In the passage about Greta Thunberg's climate activism, what did the sign she held outside the Swedish parliament read?

[START Supplied passage]

Be careful what you ask for because you just might get it.

Be careful what you ask for because you just might get it. Remember someone wiser than you saying this? Like your parent, or your boss, or your best friend? I sure do, and I am grateful every day to have had someone bring this universal law to my attention years ago. In my case, it was the chair of a non-profit board who shared this life-changing insight with me.

Just how many times this saying has “come true” for me I can’t even begin to count. Sometimes what I asked for showed up in a good way, sometimes not so good. Truth be told, the manifestations of my wishes had more to do with precisely what I had asked for; it wasn’t the universe playing tricks on me. To put it another way, I have learned to ask a better question after one too many negative experiences. It has taken me years to figure this out, but I think I’ve finally got the hang of it.

Like when, a few months ago, I wrote about asking for a superhero to come along and help us with our planetary predicament of climate change. Who showed up in my awareness almost immediately was none other than 15-year old Greta Thunberg of Sweden. This teenager is making big waves on the climate change front.

Thunberg is calling for a grassroots approach to fighting climate change, having given up on our world leaders’ ability to do anything of substance about it—despite over 20 years of United Nations climate change conferences held annually since the first COP 1 in Berlin (1995).

Addressing adult climate change negotiators from around the world at the most recent COP 24 climate summit in Katowice, Poland (December 2018), Thunberg’s words packed a mighty wallop when she said, “So we have not come here to beg the world leaders to care for our future. They have ignored us in the past and they will ignore us again. We have come here to let them know that change is coming whether they like it or not.”

Thunberg’s climate justice activism began in August 2018. Instead of going to school, she stood alone outside the Swedish parliament with a sign that read “Skolstrejk for Klimatet,” meaning “School Strike for Climate.” Other students soon joined her every Friday in urging their country’s government to treat climate change like the crisis it was.

Friday school strikes for climate, sometimes called “Fridays for Future,” are now becoming a worldwide movement. According to Thunberg, “There have been climate strikes, involving students and also adults, on every continent except Antarctica. It has involved tens of thousands of children.” As a banner carried at a school strike in Germany pointed out, “Why learn without a future?” In case you were wondering, school strikes for climate have been taking place in Canada, too.

Last October (2018), world scientists warned that we have a mere 12 years to significantly reduce our greenhouse gas emissions to keep global warming to 1.5C above pre-industrial levels. Our best bet is to do all within our power to reach this target; to fail at doing so means facing dire human, economic, and environmental consequences.

A few slips on my keyboard keeps spelling Thunberg’s first name as Great instead of Greta. I think it’s appropriate. Because The Great Greta Thunberg is my superhero, the one I had asked for so many months ago. Climate justice, so that we stop stealing our kids’ futures—now that’s in our best interest.

[END Supplied passage]
[START Dataset section]

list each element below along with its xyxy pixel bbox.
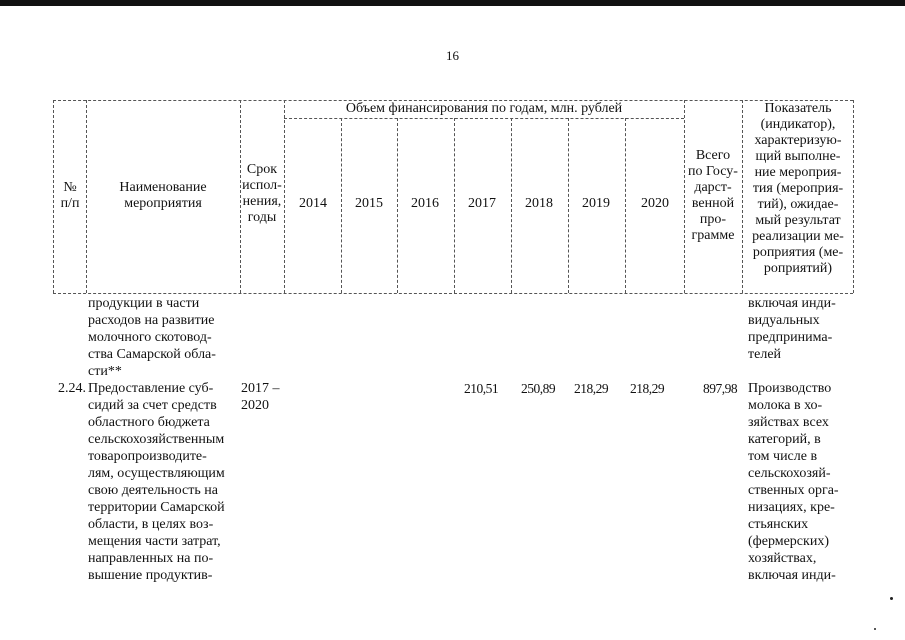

[END Dataset section]

- _Exercise output_
"Skolstrejk for Klimatet," meaning "School Strike for Climate."